What to work on -> Lines that include the word "blue" are the ones to copy.
'''
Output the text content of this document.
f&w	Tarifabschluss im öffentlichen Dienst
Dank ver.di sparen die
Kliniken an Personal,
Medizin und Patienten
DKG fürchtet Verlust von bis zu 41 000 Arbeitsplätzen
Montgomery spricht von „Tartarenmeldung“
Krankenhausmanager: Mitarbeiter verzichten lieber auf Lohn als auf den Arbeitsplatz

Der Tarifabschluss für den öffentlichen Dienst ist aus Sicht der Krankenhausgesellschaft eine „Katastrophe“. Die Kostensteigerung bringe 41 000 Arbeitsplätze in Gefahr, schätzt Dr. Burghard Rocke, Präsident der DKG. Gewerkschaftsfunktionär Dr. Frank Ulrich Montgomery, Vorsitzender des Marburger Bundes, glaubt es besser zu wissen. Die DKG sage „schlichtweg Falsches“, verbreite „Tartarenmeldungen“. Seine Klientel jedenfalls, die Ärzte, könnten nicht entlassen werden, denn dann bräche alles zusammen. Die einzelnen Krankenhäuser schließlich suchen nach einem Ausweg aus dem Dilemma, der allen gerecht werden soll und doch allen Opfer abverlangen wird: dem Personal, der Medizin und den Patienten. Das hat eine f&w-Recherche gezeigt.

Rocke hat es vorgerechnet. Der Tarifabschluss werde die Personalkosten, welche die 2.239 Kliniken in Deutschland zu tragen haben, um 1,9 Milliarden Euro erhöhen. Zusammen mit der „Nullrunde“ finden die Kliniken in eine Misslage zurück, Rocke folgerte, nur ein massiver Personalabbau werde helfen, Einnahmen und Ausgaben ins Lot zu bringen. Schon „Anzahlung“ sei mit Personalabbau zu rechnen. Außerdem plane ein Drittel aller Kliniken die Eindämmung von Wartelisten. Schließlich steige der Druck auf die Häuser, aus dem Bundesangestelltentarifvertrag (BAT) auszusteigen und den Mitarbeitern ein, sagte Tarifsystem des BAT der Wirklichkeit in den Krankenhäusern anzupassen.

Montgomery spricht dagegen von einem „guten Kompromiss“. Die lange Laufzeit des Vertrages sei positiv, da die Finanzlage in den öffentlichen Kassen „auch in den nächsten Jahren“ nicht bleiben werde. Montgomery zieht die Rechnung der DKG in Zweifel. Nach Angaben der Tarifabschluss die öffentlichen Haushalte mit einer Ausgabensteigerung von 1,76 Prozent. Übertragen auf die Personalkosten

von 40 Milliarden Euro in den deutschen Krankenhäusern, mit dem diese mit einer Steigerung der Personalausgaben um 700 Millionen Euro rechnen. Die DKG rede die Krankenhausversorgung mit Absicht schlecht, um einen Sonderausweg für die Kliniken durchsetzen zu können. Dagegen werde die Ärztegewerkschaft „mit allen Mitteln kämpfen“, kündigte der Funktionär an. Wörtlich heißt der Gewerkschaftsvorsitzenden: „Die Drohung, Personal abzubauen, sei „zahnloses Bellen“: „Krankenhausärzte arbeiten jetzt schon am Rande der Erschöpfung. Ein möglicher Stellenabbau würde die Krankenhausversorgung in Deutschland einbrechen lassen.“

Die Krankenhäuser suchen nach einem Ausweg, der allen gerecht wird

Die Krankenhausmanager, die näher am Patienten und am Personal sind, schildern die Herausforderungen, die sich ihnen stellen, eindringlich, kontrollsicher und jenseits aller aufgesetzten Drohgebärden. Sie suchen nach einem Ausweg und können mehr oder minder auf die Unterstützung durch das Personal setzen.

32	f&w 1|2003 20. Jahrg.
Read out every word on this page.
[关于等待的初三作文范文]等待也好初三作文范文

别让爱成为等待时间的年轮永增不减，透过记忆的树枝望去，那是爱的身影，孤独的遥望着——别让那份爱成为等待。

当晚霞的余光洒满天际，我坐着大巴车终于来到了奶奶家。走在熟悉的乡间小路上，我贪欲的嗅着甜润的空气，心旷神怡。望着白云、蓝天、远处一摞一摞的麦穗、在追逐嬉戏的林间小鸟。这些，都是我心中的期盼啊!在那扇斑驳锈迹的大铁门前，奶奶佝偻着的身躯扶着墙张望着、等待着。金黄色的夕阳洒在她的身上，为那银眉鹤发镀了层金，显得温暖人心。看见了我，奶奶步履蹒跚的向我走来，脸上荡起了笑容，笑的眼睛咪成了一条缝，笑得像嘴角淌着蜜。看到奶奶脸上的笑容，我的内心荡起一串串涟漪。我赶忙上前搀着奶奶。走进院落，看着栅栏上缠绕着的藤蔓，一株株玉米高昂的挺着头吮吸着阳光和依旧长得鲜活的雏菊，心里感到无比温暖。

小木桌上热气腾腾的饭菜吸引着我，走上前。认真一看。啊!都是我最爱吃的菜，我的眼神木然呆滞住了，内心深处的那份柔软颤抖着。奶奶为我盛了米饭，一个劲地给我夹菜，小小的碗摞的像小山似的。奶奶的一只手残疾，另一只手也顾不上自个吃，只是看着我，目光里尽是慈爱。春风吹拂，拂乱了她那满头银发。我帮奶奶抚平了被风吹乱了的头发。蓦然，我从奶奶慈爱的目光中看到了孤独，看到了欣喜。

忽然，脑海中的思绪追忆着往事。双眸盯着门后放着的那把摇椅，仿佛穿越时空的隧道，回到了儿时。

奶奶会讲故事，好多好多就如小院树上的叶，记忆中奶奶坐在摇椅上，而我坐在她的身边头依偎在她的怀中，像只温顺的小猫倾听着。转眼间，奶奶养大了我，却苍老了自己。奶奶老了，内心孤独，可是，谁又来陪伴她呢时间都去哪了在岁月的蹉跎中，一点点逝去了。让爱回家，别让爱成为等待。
'''
'''
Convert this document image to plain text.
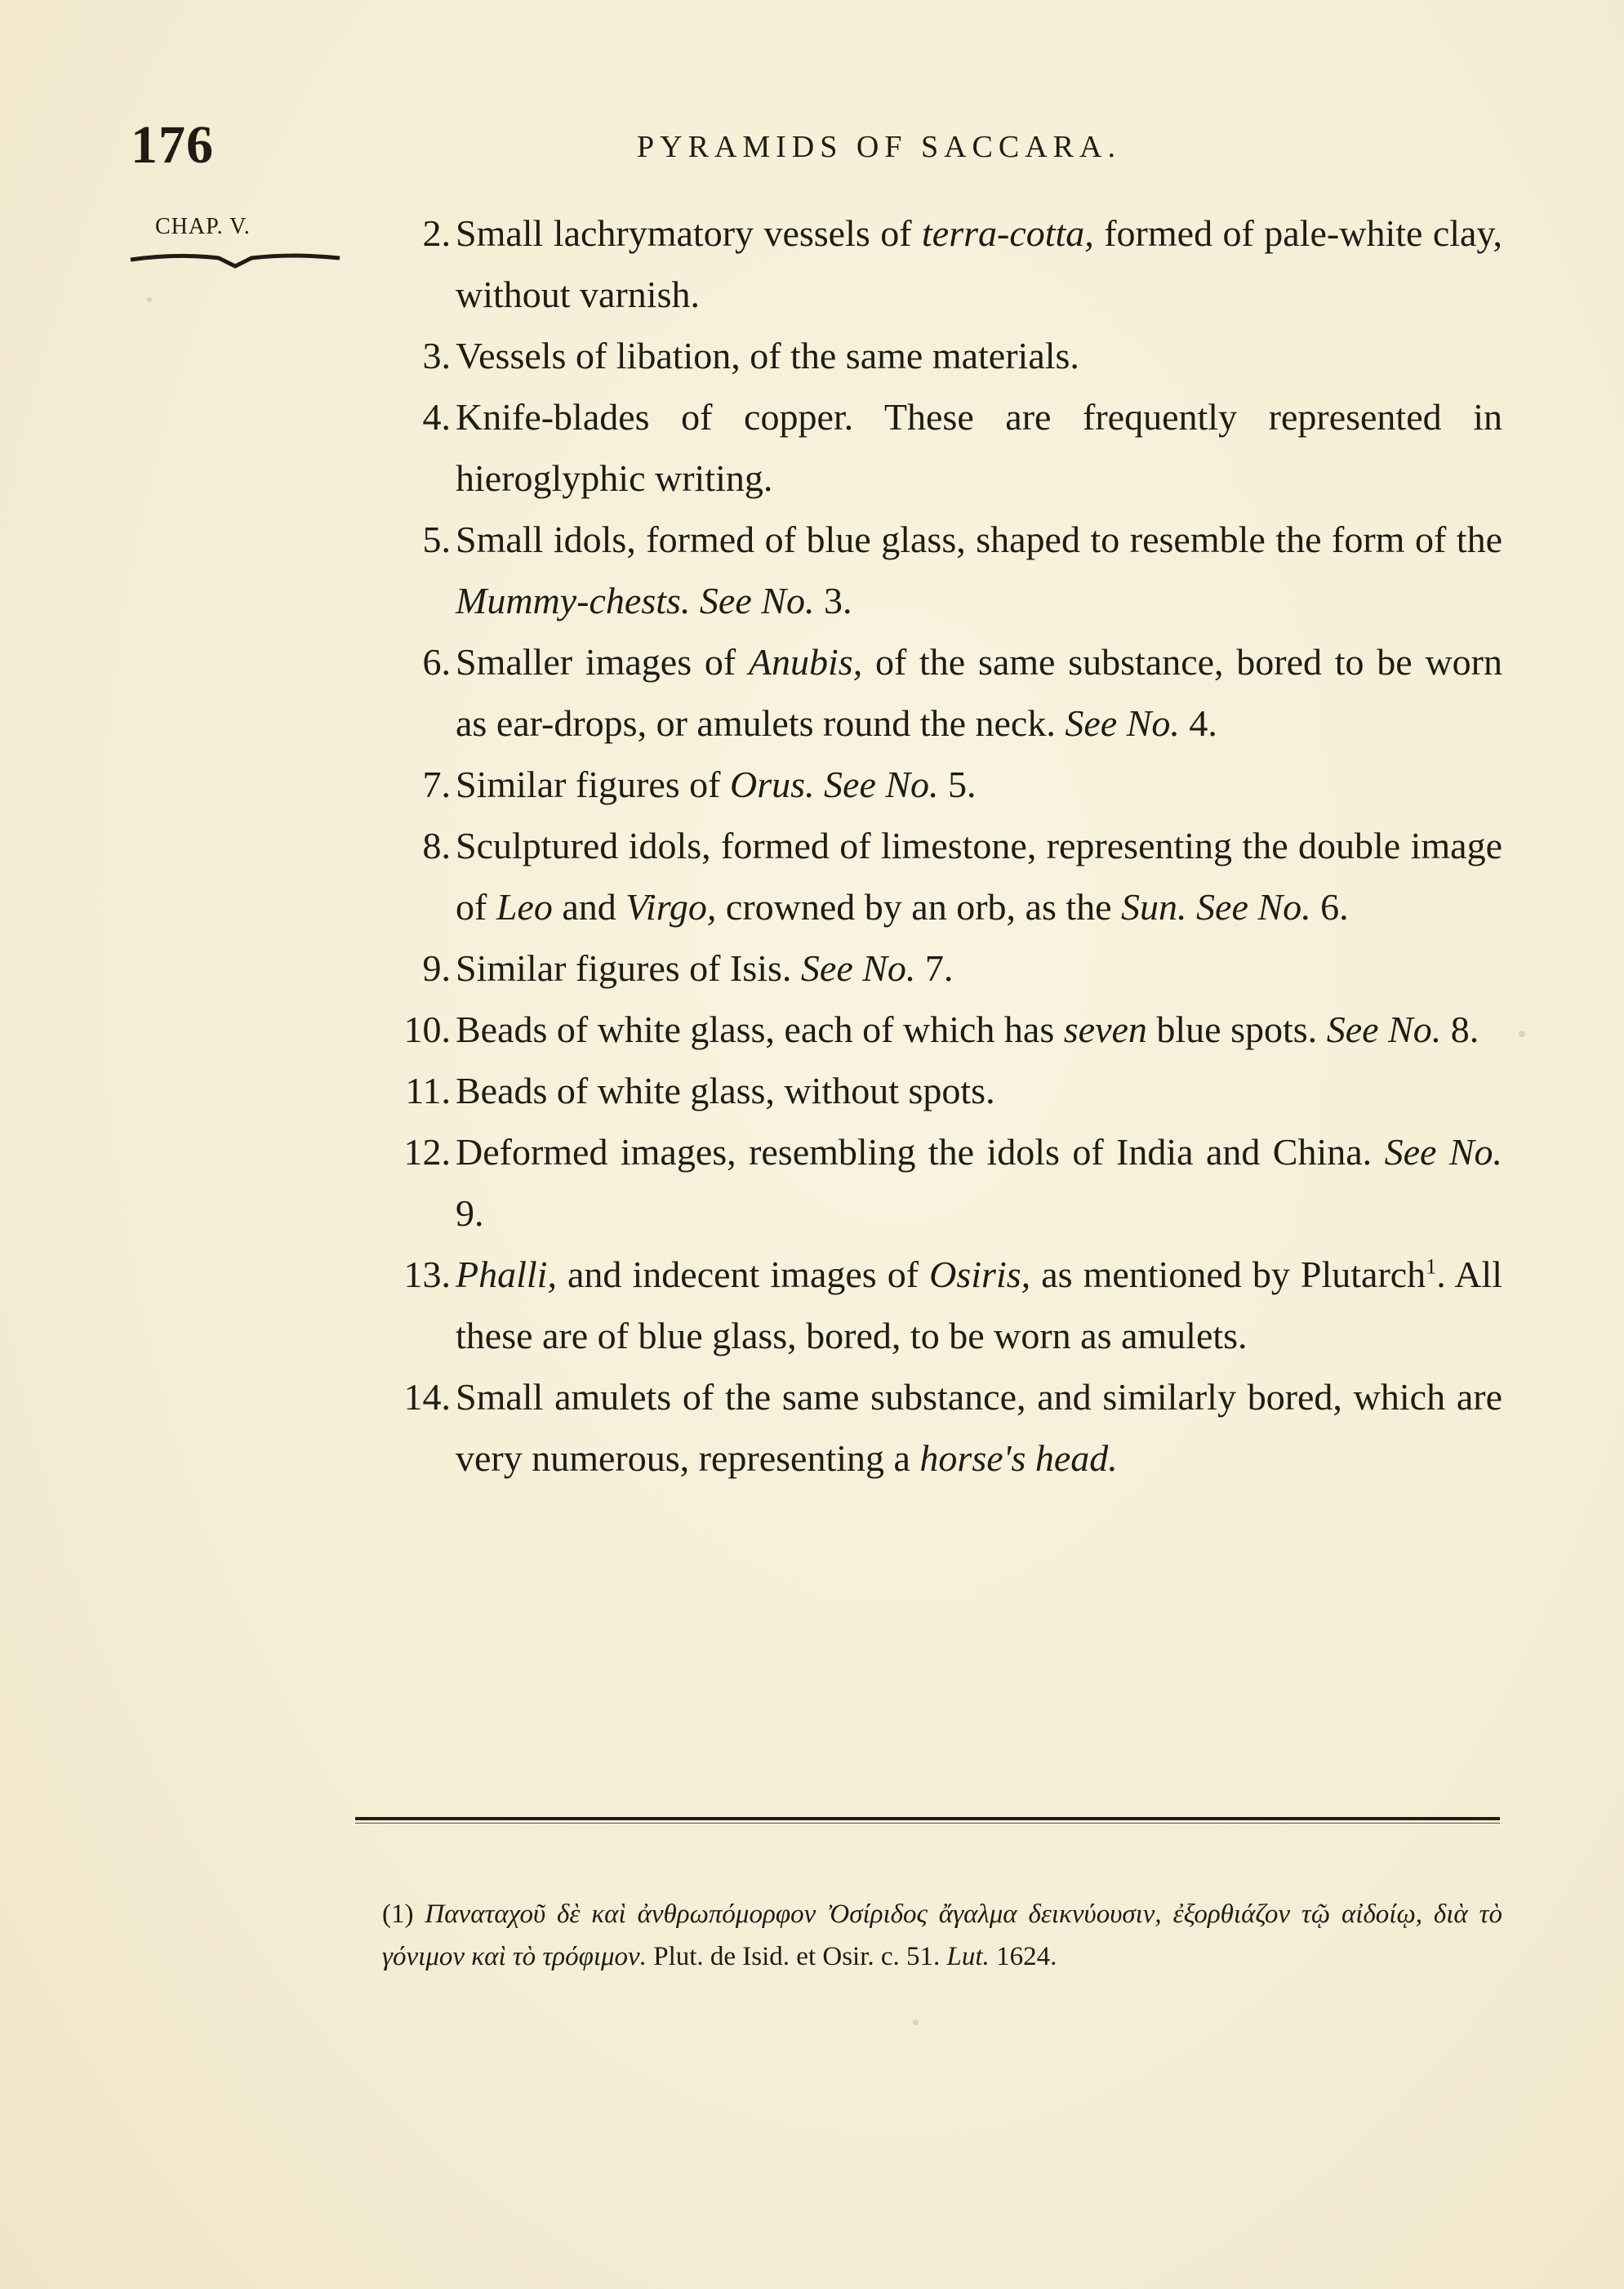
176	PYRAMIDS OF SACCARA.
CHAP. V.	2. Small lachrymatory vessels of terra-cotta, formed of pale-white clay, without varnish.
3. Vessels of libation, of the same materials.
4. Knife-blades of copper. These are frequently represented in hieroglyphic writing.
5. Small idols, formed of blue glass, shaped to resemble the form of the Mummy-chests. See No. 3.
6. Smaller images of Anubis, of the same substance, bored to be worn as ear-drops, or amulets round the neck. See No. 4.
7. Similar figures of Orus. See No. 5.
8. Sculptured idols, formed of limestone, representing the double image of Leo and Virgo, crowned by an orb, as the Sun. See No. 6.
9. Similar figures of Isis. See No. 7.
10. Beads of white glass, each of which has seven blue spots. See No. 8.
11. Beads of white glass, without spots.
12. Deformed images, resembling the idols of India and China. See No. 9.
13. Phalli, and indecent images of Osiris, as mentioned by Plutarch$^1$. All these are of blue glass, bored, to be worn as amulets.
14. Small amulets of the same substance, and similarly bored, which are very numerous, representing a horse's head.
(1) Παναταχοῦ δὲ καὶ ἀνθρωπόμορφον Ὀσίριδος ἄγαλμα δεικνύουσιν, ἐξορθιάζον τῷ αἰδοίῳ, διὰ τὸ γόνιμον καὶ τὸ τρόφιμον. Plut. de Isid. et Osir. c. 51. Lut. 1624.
'''
Worked solution ->
5. Small idols, formed of blue glass, shaped to resemble the form of the Mummy-chests. See No. 3.
10. Beads of white glass, each of which has seven blue spots. See No. 8.
13. Phalli, and indecent images of Osiris, as mentioned by Plutarch$^1$. All these are of blue glass, bored, to be worn as amulets.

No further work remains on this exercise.